**Short problem**
Beneath this sentence is a set of records; write each of them out exactly.

Collected data entries
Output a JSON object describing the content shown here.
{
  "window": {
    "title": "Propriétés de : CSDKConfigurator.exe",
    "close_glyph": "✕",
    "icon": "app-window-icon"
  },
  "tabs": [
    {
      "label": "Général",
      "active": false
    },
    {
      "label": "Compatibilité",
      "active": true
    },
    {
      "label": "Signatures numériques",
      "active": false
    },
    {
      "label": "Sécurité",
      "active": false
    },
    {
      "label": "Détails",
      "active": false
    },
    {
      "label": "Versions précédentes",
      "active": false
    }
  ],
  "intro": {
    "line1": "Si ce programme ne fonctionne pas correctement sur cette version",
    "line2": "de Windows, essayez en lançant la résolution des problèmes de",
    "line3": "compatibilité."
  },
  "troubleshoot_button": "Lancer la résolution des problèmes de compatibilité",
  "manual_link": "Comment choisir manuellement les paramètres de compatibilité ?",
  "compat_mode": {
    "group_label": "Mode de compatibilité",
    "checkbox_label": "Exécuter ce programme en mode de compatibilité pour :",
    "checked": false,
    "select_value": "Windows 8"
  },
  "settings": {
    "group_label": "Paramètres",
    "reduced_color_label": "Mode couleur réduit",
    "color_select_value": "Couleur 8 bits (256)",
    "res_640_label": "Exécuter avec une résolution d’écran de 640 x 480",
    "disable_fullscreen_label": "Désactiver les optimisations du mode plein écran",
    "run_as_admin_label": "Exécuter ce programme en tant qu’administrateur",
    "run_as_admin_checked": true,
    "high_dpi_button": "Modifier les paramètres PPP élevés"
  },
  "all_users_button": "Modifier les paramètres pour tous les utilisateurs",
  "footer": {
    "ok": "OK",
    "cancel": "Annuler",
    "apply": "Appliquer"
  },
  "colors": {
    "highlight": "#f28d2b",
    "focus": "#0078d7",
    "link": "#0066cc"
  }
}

**Task output**
Output a JSON object describing the content shown here.
{
  "window": {
    "title": "Propriétés de : CSDKConfigurator.exe",
    "close_glyph": "✕",
    "icon": "app-window-icon"
  },
  "tabs": [
    {
      "label": "Général",
      "active": false
    },
    {
      "label": "Compatibilité",
      "active": true
    },
    {
      "label": "Signatures numériques",
      "active": false
    },
    {
      "label": "Sécurité",
      "active": false
    },
    {
      "label": "Détails",
      "active": false
    },
    {
      "label": "Versions précédentes",
      "active": false
    }
  ],
  "intro": {
    "line1": "Si ce programme ne fonctionne pas correctement sur cette version",
    "line2": "de Windows, essayez en lançant la résolution des problèmes de",
    "line3": "compatibilité."
  },
  "troubleshoot_button": "Lancer la résolution des problèmes de compatibilité",
  "manual_link": "Comment choisir manuellement les paramètres de compatibilité ?",
  "compat_mode": {
    "group_label": "Mode de compatibilité",
    "checkbox_label": "Exécuter ce programme en mode de compatibilité pour :",
    "checked": false,
    "select_value": "Windows 8"
  },
  "settings": {
    "group_label": "Paramètres",
    "reduced_color_label": "Mode couleur réduit",
    "color_select_value": "Couleur 8 bits (256)",
    "res_640_label": "Exécuter avec une résolution d’écran de 640 x 480",
    "disable_fullscreen_label": "Désactiver les optimisations du mode plein écran",
    "run_as_admin_label": "Exécuter ce programme en tant qu’administrateur",
    "run_as_admin_checked": true,
    "high_dpi_button": "Modifier les paramètres PPP élevés"
  },
  "all_users_button": "Modifier les paramètres pour tous les utilisateurs",
  "footer": {
    "ok": "OK",
    "cancel": "Annuler",
    "apply": "Appliquer"
  },
  "colors": {
    "highlight": "#f28d2b",
    "focus": "#0078d7",
    "link": "#0066cc"
  }
}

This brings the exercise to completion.